# Dataset items
+++++

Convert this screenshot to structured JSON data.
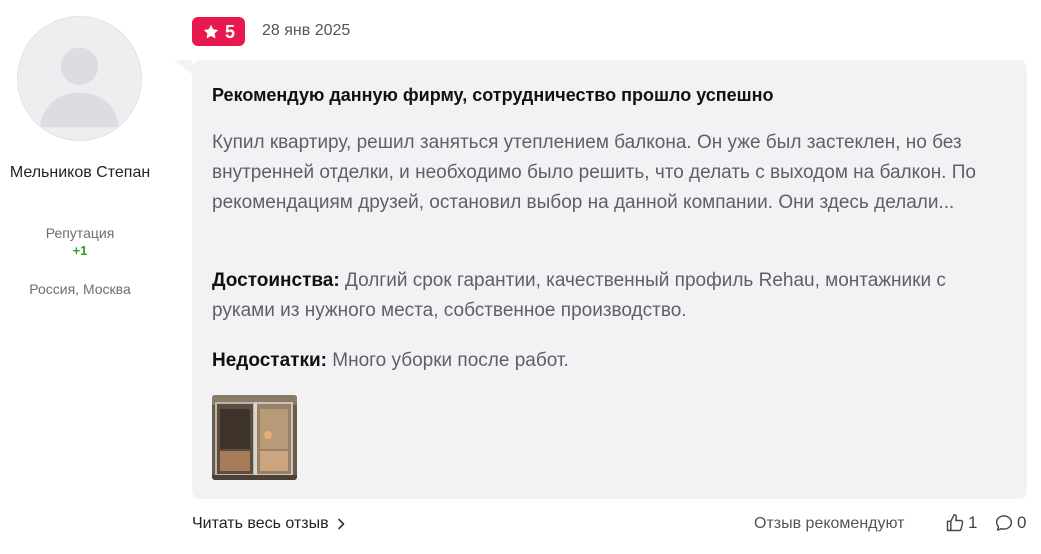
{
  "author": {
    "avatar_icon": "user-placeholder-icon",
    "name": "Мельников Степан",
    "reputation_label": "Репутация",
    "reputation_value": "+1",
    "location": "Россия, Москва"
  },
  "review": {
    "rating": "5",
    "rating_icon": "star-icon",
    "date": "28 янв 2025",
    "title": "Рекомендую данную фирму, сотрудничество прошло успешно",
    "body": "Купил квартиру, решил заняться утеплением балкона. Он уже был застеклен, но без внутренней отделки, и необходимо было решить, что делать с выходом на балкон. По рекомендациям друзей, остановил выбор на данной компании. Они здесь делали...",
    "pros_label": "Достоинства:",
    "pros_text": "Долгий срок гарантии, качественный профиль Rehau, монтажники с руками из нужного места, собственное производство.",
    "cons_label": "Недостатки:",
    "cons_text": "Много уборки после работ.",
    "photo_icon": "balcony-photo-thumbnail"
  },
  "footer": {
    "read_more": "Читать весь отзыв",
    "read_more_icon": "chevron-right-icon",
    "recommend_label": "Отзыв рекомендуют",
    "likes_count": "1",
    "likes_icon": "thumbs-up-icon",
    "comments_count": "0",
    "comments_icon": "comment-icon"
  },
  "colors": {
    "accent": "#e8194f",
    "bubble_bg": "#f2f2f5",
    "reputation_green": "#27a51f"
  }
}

+++++

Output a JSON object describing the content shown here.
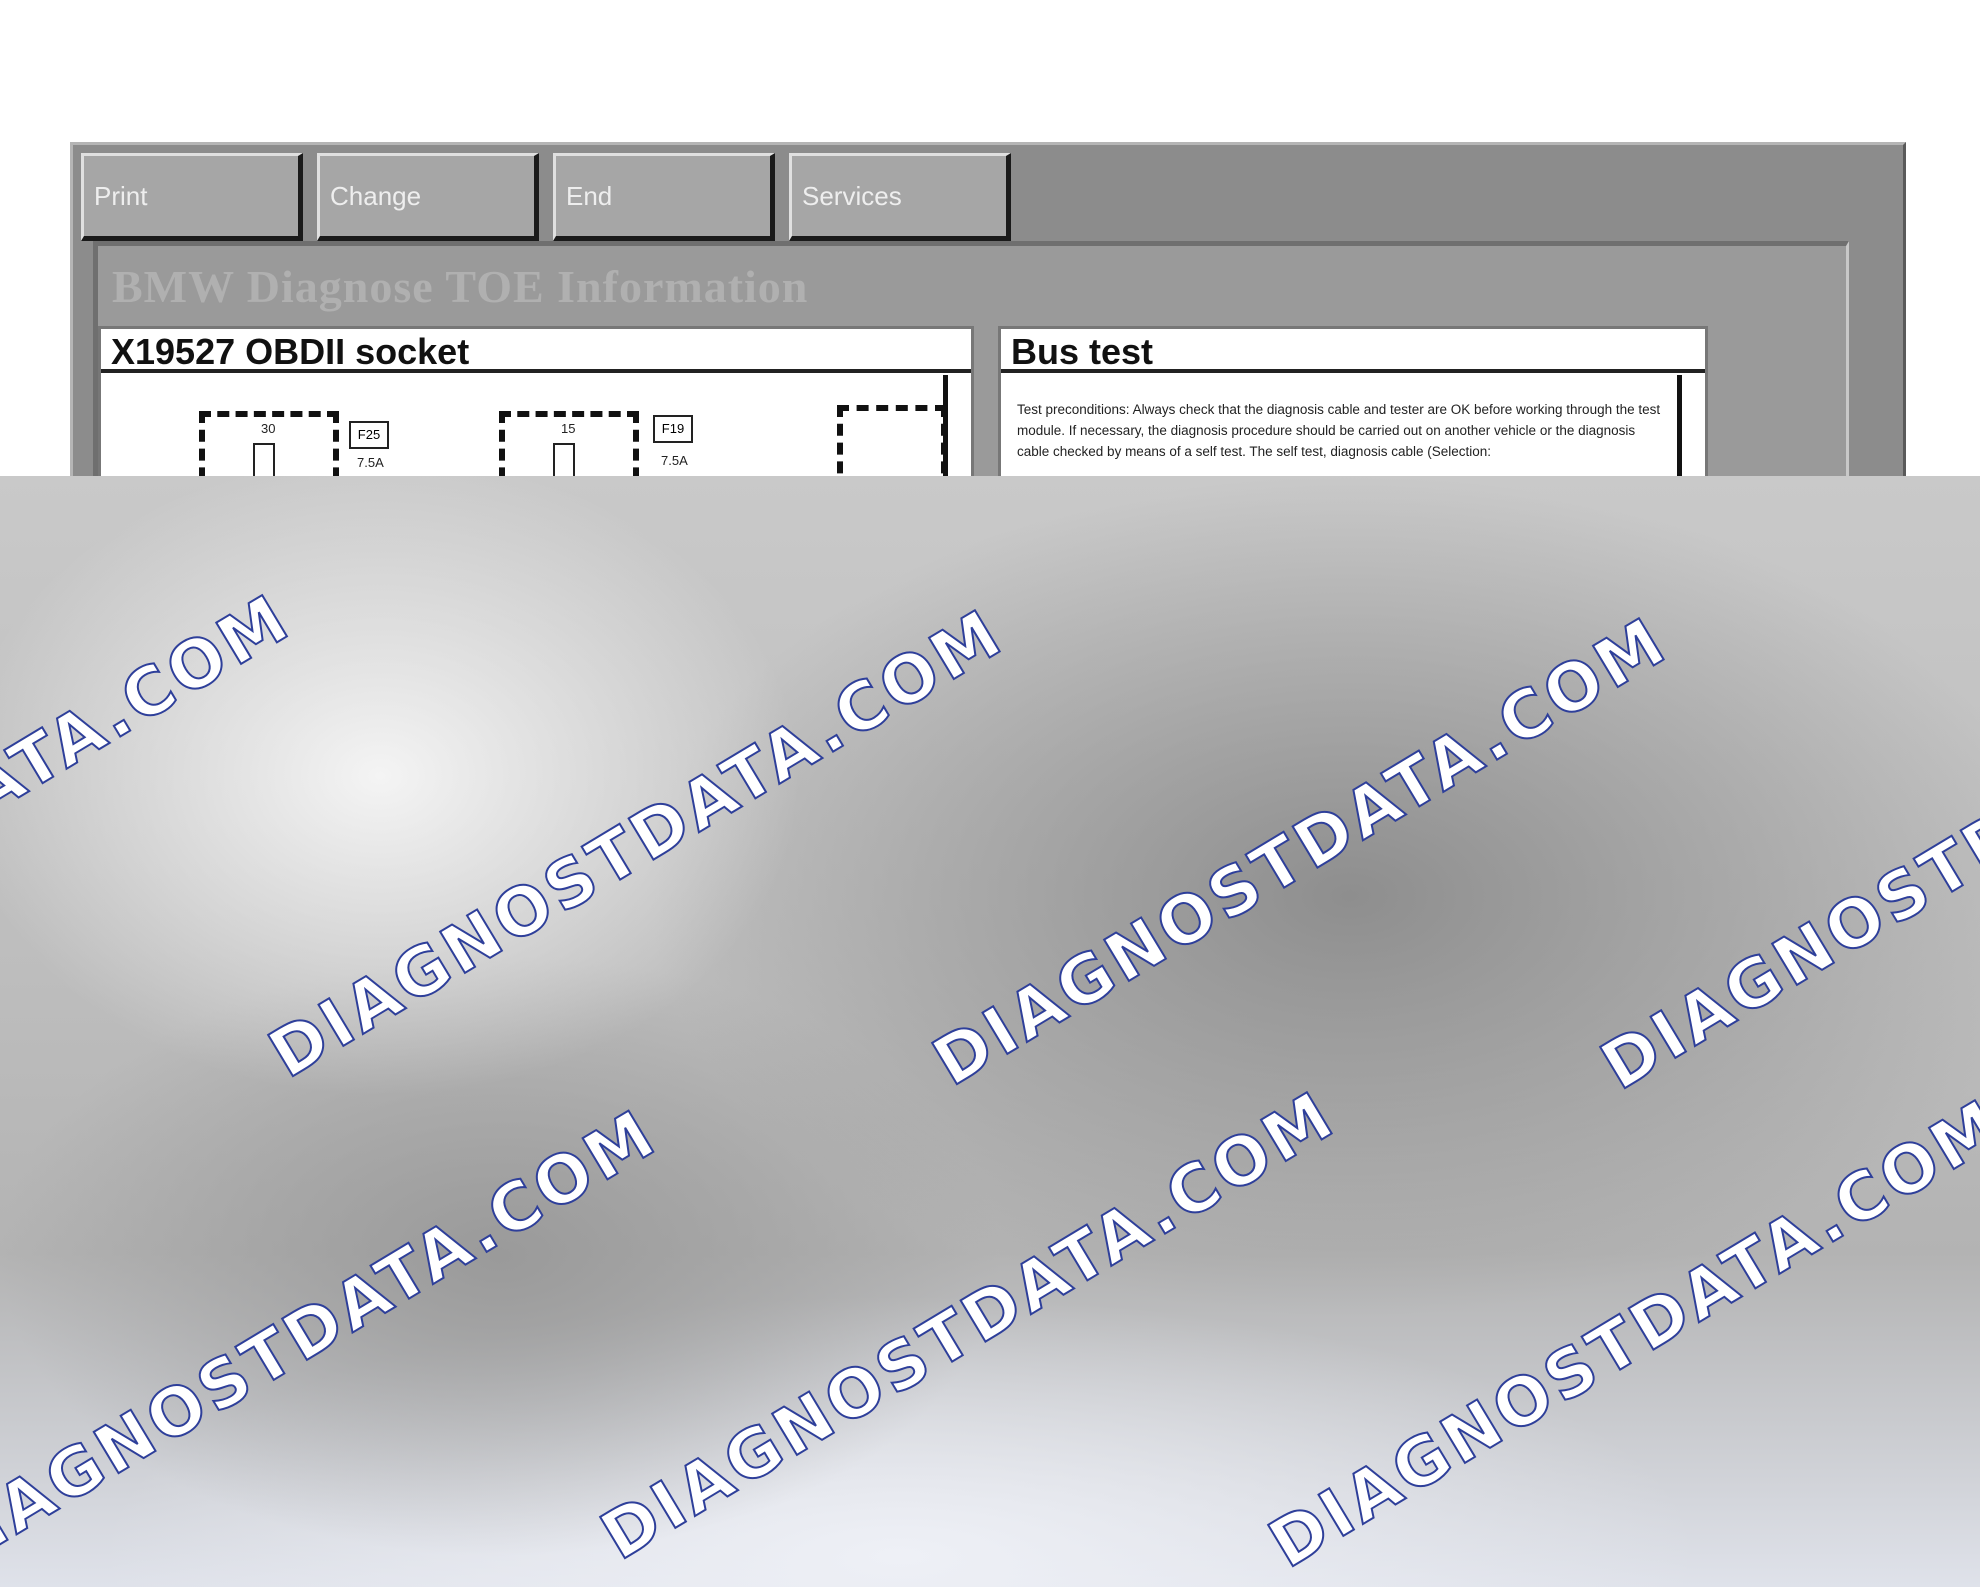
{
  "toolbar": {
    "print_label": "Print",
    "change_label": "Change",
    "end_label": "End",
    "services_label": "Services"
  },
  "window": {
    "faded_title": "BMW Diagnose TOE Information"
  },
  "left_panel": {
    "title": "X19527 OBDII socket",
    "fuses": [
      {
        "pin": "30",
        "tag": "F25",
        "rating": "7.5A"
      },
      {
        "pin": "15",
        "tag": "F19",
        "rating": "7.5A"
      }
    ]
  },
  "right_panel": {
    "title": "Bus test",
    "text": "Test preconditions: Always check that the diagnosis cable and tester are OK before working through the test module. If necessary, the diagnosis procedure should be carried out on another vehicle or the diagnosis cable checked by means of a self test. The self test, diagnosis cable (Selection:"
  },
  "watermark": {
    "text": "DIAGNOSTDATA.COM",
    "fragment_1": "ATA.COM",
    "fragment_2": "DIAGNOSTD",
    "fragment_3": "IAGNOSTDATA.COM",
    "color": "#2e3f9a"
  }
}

+++++

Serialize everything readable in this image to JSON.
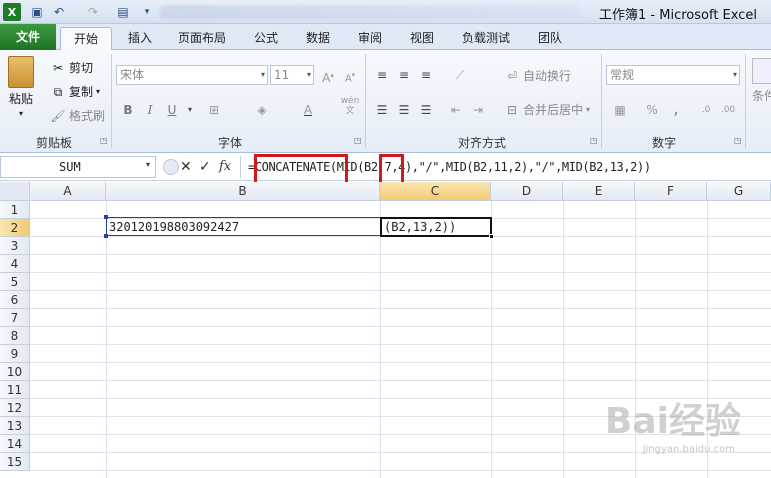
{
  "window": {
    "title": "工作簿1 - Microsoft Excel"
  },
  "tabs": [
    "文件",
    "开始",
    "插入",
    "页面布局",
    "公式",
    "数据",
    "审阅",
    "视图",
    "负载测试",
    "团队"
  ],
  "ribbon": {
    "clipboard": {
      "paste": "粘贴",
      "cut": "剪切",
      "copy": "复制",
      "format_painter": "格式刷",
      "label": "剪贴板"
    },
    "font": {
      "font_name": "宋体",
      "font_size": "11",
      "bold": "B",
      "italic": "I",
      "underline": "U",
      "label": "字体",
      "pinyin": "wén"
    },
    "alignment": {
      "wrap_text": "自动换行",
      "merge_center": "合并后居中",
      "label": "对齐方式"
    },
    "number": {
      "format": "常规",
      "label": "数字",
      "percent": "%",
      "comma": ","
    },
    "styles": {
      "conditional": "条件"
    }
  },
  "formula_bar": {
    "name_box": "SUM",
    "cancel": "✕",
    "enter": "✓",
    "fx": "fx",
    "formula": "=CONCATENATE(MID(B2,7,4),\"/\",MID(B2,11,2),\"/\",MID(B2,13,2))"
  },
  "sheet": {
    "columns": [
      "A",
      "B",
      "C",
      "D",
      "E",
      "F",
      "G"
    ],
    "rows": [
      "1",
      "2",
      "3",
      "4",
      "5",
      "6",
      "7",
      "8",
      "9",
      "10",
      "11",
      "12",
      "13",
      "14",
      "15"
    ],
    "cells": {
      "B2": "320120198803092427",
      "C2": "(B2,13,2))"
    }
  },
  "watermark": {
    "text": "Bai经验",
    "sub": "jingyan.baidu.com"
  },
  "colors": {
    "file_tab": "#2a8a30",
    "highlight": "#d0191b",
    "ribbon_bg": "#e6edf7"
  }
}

+++++

# Task brief
Take every line that includes the string "test" and copy it.

# Correct result
    "title": "Bus test",
    "text": "Test preconditions: Always check that the diagnosis cable and tester are OK before working through the test module. If necessary, the diagnosis procedure should be carried out on another vehicle or the diagnosis cable checked by means of a self test. The self test, diagnosis cable (Selection:"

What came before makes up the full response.